Short problem -
Your task is to locate every line holding the string "Cypress" and to copy each of them.

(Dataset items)

## start

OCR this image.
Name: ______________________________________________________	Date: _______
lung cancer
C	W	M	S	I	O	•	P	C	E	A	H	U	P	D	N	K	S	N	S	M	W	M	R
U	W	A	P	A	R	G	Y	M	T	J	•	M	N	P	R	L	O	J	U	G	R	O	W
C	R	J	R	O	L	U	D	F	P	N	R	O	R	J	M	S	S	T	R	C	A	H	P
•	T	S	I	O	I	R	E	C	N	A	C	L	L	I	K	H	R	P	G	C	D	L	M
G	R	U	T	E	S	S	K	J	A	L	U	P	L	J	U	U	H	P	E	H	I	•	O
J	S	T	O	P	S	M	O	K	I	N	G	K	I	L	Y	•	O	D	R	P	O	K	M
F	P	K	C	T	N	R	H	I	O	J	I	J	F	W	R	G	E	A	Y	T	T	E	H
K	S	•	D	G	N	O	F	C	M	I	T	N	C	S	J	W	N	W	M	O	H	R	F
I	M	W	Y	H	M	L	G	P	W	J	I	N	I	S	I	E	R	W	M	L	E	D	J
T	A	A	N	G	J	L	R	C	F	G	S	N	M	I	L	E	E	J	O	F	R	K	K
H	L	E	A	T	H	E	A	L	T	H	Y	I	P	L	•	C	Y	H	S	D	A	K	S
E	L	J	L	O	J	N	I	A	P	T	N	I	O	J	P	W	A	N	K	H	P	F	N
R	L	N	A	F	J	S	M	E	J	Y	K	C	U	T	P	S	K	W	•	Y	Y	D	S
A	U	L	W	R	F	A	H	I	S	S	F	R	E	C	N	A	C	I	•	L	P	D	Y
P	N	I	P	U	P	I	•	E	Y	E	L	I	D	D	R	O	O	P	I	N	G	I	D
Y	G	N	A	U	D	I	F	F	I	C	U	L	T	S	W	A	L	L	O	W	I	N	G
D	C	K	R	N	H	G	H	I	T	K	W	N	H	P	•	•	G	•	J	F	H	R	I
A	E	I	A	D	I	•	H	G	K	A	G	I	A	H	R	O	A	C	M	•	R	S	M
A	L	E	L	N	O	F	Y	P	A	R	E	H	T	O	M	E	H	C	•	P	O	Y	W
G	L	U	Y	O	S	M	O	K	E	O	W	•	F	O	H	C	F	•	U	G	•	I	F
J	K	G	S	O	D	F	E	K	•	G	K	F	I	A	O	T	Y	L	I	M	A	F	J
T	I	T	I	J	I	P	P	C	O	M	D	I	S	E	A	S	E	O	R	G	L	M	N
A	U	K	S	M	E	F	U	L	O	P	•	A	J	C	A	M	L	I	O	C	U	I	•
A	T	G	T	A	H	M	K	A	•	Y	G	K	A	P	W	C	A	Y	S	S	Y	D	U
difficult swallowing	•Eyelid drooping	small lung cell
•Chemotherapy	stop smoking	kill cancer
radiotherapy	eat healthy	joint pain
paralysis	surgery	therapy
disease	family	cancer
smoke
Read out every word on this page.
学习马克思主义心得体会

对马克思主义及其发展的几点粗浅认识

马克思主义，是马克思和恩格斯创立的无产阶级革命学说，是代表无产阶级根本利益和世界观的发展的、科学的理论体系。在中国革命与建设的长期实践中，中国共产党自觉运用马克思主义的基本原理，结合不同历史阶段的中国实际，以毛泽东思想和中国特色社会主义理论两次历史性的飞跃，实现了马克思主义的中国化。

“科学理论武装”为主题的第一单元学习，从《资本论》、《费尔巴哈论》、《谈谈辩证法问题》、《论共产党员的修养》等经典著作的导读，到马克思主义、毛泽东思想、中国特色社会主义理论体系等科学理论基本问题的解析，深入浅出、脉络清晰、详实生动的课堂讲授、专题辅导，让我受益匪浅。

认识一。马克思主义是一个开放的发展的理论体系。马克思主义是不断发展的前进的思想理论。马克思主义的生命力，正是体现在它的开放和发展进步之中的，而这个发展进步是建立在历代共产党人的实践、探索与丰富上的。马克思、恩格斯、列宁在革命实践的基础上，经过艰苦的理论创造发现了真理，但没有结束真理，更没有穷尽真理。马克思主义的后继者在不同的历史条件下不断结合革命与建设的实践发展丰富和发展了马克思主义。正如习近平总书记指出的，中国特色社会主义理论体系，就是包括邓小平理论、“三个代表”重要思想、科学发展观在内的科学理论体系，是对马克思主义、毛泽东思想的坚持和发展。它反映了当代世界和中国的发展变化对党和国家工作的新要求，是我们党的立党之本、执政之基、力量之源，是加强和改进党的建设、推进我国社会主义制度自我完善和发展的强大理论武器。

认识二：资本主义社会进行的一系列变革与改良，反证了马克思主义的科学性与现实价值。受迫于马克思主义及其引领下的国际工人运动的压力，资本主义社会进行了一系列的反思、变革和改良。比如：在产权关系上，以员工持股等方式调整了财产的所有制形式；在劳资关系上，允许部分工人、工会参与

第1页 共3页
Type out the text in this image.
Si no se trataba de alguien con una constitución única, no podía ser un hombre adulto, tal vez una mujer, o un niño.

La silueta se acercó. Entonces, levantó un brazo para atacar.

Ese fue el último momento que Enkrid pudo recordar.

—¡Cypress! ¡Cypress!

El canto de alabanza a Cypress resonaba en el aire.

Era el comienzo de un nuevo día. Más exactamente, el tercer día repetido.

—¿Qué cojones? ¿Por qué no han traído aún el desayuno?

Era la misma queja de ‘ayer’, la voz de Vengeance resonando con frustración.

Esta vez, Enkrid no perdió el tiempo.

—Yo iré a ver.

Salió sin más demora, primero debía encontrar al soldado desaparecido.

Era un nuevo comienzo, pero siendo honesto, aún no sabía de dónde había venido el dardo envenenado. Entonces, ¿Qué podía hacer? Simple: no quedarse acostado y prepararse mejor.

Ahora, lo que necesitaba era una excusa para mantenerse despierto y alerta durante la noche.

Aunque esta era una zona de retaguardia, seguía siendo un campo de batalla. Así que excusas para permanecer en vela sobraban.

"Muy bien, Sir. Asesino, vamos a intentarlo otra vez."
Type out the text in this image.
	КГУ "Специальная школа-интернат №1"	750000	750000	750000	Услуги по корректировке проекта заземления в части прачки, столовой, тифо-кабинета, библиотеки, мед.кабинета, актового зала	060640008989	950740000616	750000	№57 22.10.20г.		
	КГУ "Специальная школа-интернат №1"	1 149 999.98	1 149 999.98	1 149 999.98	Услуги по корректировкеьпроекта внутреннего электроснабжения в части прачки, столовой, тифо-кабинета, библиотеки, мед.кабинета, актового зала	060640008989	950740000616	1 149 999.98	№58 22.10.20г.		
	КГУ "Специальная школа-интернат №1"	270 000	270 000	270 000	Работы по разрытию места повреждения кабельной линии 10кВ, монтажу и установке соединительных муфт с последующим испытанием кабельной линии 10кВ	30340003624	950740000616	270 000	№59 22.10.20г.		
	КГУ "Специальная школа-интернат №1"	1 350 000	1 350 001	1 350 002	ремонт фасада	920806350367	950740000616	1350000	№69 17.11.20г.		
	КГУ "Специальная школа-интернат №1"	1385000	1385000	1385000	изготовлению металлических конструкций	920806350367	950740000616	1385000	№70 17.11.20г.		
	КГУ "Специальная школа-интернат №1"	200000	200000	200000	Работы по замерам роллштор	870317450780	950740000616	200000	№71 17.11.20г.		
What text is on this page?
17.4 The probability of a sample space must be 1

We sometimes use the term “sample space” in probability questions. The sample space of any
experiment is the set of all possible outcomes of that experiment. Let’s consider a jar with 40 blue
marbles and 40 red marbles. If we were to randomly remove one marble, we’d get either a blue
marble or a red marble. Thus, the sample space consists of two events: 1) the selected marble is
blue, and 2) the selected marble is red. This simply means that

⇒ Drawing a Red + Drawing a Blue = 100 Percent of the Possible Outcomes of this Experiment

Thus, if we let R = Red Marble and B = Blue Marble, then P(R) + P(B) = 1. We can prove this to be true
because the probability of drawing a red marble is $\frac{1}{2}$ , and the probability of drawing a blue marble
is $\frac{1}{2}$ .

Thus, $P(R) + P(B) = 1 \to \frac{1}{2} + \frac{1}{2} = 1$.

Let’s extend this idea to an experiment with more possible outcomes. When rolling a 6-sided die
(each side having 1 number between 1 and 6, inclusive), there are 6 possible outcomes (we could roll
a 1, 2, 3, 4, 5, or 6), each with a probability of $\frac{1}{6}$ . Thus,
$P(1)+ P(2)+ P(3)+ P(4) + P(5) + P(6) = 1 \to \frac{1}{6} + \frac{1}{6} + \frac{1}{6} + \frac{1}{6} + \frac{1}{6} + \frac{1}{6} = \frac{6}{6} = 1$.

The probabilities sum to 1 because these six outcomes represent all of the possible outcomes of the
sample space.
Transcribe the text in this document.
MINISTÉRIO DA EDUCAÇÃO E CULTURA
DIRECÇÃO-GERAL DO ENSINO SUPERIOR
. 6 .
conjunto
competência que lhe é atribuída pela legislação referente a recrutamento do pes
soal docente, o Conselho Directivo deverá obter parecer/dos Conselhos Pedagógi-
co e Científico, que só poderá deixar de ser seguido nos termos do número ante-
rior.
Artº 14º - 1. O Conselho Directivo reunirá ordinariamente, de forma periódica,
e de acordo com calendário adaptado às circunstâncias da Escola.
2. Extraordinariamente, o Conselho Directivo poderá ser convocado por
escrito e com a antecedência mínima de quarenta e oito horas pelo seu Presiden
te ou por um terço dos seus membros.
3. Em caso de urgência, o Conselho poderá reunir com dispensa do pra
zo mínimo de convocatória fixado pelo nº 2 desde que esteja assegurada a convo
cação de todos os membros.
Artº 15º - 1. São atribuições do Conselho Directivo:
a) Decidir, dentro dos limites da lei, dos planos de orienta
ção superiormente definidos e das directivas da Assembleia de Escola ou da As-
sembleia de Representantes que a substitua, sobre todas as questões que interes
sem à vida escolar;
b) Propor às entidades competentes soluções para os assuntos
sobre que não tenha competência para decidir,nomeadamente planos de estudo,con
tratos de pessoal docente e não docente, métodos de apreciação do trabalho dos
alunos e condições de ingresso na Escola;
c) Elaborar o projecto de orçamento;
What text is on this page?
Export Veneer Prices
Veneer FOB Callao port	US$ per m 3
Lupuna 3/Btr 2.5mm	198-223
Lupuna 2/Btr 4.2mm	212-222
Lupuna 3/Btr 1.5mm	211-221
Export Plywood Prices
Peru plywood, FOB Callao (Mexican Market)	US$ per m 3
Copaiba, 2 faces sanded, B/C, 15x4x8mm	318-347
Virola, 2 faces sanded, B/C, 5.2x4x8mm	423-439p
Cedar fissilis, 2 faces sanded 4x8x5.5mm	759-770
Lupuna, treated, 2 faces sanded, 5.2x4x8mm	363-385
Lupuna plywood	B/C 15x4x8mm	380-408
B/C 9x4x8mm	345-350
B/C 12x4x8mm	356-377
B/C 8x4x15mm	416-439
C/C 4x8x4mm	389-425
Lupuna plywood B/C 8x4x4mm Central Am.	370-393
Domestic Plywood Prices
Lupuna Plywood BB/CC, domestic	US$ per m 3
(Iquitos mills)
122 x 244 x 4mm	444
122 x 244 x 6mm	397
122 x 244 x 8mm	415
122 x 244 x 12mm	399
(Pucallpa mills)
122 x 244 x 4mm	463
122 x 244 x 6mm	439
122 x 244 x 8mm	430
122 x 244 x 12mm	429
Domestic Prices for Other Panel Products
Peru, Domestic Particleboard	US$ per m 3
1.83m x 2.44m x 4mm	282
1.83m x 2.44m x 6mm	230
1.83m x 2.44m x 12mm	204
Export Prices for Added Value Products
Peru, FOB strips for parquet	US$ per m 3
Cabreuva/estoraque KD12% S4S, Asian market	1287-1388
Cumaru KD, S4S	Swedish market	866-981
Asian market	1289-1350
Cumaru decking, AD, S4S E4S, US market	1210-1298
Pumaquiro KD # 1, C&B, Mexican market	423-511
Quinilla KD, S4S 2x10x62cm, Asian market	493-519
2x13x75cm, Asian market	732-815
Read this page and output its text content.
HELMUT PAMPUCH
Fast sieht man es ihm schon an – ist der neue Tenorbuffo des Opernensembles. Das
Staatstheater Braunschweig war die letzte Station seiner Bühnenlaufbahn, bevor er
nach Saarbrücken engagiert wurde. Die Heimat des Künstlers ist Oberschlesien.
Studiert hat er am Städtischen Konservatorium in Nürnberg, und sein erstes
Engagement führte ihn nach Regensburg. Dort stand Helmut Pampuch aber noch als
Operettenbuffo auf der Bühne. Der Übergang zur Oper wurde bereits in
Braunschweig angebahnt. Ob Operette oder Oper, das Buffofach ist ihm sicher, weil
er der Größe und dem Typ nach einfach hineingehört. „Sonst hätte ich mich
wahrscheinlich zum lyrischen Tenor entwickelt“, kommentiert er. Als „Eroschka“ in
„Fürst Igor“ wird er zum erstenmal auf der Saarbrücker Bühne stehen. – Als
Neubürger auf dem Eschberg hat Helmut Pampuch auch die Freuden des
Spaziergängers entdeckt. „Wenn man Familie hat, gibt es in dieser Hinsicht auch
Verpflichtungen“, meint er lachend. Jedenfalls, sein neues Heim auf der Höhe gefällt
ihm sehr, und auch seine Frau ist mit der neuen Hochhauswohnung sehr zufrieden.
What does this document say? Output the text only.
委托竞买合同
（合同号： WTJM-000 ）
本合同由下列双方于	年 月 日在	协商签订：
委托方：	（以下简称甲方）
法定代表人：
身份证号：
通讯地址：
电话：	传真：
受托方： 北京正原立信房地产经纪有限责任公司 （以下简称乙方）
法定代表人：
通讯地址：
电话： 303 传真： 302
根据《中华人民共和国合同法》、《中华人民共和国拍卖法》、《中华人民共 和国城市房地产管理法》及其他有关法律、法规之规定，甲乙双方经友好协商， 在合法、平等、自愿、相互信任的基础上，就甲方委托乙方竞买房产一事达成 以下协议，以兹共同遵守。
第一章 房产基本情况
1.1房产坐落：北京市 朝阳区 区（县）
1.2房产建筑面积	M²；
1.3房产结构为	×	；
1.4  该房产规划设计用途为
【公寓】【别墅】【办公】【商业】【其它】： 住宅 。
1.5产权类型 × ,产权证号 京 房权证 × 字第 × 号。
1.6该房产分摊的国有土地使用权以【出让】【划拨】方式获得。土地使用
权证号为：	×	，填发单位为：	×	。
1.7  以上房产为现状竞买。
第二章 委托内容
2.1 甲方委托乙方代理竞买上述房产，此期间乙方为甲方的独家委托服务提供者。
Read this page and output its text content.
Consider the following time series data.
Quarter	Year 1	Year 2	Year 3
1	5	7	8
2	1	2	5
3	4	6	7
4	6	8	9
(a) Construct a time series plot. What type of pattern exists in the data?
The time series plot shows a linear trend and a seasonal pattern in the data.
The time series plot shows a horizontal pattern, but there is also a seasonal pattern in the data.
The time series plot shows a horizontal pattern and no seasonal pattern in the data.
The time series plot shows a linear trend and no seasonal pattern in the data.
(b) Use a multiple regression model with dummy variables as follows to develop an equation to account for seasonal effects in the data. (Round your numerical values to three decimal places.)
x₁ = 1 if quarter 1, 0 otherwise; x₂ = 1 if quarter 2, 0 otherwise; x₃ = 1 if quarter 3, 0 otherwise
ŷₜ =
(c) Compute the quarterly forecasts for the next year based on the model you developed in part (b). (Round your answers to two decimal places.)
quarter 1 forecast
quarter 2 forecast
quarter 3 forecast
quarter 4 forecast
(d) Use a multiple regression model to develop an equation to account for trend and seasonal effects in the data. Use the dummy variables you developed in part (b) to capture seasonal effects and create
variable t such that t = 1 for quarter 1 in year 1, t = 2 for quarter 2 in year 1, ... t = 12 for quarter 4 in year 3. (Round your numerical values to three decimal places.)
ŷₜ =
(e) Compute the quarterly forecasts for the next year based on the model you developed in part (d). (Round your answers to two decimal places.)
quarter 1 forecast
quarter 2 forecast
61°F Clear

## end

Answer below -
—¡Cypress! ¡Cypress!
El canto de alabanza a Cypress resonaba en el aire.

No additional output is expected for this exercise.